[BEGIN Data in this exercise]
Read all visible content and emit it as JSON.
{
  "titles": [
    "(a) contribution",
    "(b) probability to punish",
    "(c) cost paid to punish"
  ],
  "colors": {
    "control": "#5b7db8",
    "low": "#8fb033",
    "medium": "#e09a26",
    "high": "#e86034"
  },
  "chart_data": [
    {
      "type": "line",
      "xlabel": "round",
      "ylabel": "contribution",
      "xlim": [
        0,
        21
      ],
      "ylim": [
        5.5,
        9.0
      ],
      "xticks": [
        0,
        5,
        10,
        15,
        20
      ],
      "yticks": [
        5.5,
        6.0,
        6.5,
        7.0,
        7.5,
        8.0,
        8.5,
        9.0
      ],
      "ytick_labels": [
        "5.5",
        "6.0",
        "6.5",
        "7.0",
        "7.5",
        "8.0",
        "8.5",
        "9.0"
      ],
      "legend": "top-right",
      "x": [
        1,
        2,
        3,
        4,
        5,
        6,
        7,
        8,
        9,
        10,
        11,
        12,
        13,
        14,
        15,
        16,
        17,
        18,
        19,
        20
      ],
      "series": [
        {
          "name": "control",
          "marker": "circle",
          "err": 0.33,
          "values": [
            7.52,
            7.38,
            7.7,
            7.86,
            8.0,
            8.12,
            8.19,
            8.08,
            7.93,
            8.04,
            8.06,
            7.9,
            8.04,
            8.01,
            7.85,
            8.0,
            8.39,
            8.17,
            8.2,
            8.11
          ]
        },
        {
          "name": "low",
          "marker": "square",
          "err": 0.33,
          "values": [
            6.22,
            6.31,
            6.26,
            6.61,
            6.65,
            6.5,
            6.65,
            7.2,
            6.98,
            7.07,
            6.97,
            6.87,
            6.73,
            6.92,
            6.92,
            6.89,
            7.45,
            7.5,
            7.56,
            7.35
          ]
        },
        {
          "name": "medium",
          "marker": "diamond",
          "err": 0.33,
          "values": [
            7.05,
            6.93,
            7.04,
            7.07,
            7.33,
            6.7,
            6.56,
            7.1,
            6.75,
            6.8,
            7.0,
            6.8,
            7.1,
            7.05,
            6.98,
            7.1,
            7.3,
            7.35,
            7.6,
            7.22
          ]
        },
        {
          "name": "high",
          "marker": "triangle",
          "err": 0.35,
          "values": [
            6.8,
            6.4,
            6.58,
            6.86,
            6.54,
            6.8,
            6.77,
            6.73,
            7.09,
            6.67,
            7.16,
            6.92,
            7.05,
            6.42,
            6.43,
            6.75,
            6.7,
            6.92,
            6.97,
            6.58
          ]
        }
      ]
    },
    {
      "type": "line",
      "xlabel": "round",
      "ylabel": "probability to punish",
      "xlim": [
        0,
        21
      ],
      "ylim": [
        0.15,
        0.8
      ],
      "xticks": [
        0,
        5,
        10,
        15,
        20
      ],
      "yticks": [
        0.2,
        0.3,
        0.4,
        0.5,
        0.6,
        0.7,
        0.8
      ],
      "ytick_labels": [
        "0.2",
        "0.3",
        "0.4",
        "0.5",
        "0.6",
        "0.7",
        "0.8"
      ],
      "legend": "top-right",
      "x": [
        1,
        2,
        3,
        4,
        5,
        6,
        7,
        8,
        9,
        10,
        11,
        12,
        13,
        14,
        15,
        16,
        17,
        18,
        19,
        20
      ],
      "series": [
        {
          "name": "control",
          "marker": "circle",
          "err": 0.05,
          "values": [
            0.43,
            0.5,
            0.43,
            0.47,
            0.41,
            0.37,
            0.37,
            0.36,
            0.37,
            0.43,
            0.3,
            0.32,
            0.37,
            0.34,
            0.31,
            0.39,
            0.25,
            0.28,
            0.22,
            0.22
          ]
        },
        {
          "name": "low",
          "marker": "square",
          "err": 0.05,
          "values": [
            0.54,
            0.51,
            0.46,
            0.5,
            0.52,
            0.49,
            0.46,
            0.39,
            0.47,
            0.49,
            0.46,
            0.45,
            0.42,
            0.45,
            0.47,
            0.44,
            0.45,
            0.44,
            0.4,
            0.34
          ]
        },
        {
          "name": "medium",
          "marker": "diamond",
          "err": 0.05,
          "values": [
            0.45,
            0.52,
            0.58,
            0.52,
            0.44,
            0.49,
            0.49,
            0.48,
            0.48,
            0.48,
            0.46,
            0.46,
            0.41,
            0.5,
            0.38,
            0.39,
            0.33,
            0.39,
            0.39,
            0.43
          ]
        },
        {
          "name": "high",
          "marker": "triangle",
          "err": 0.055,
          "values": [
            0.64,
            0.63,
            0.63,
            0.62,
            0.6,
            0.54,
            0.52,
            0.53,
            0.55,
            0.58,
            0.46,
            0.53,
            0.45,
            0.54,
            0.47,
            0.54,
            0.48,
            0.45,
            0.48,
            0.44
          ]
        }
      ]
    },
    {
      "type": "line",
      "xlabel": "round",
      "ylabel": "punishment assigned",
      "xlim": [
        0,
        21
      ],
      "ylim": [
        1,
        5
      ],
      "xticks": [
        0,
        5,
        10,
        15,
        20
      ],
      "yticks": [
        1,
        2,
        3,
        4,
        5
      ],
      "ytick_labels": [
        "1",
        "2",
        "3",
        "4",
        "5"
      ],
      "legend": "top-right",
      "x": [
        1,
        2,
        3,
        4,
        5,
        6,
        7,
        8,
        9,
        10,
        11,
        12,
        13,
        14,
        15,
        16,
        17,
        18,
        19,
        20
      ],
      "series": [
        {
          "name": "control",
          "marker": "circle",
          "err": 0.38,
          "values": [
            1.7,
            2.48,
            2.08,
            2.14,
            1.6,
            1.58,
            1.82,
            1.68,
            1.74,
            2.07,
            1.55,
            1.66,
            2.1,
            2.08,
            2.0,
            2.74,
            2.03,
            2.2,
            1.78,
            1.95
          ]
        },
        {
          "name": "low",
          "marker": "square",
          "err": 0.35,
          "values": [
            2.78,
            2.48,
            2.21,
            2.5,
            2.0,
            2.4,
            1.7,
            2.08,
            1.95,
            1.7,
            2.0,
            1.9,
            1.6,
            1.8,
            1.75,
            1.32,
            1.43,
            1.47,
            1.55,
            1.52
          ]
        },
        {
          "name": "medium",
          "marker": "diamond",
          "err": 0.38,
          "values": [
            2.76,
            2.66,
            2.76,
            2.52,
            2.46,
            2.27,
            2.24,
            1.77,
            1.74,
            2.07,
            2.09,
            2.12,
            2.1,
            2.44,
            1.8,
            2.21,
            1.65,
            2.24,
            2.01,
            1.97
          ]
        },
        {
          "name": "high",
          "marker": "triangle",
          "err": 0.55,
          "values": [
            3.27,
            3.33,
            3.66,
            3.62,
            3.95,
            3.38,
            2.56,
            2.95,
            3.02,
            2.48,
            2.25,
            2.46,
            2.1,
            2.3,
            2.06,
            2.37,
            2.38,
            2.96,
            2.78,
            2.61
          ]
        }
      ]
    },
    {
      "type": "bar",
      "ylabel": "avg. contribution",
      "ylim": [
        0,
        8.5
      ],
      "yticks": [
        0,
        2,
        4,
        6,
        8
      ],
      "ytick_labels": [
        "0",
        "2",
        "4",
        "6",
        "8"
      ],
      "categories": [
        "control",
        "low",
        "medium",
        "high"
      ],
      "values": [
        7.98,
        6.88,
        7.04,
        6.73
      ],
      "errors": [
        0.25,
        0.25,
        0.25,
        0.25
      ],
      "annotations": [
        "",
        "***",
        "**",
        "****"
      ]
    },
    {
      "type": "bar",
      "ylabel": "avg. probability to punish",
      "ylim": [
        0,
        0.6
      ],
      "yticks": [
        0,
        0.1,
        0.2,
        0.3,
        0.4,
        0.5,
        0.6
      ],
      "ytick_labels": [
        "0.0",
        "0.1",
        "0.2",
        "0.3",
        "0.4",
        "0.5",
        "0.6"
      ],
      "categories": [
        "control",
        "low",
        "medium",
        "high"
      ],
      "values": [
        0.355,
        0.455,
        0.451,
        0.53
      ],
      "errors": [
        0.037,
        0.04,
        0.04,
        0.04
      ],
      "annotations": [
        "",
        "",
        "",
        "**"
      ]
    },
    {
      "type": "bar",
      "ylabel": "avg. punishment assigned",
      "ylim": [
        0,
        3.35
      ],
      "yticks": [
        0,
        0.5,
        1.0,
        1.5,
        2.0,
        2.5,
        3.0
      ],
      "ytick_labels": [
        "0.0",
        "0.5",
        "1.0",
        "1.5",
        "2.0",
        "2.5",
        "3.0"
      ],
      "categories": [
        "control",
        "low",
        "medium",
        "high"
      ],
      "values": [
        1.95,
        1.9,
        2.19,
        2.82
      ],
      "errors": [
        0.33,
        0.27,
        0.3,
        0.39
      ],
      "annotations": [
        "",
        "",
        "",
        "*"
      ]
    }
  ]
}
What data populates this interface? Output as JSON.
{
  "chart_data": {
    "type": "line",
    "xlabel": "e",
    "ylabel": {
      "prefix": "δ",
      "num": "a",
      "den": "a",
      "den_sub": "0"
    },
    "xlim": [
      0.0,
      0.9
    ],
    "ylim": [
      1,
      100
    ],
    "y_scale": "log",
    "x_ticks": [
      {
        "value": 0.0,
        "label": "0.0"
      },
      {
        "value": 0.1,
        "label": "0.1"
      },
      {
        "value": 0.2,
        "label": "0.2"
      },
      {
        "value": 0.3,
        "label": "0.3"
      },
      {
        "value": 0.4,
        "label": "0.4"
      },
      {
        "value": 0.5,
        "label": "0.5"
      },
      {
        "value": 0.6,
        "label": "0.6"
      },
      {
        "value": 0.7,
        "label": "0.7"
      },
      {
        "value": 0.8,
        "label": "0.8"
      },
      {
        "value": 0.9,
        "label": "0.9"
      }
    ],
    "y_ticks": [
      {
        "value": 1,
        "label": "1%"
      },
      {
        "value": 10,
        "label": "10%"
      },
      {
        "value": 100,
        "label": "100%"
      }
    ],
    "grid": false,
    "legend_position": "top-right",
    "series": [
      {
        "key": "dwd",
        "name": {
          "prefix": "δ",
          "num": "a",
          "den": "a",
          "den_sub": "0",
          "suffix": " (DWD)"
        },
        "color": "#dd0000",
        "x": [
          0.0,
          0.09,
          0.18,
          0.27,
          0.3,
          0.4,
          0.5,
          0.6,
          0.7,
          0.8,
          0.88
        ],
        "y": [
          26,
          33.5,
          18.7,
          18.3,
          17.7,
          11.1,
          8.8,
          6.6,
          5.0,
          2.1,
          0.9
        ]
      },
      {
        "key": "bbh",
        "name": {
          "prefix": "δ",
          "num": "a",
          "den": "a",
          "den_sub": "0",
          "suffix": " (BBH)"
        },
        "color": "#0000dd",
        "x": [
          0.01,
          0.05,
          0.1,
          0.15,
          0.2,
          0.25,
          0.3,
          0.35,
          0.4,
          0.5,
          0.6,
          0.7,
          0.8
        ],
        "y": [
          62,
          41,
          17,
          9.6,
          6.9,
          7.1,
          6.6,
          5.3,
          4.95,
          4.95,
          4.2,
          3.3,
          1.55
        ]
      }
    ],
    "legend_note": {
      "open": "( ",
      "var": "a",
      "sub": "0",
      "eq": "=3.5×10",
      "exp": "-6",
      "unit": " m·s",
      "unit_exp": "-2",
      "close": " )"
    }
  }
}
[END Data in this exercise]
Exercise requirements = Identify every line holding the word "ylabel" and copy it out.

Answer below =
      "ylabel": "contribution",
      "ylabel": "probability to punish",
      "ylabel": "punishment assigned",
      "ylabel": "avg. contribution",
      "ylabel": "avg. probability to punish",
      "ylabel": "avg. punishment assigned",
    "ylabel": {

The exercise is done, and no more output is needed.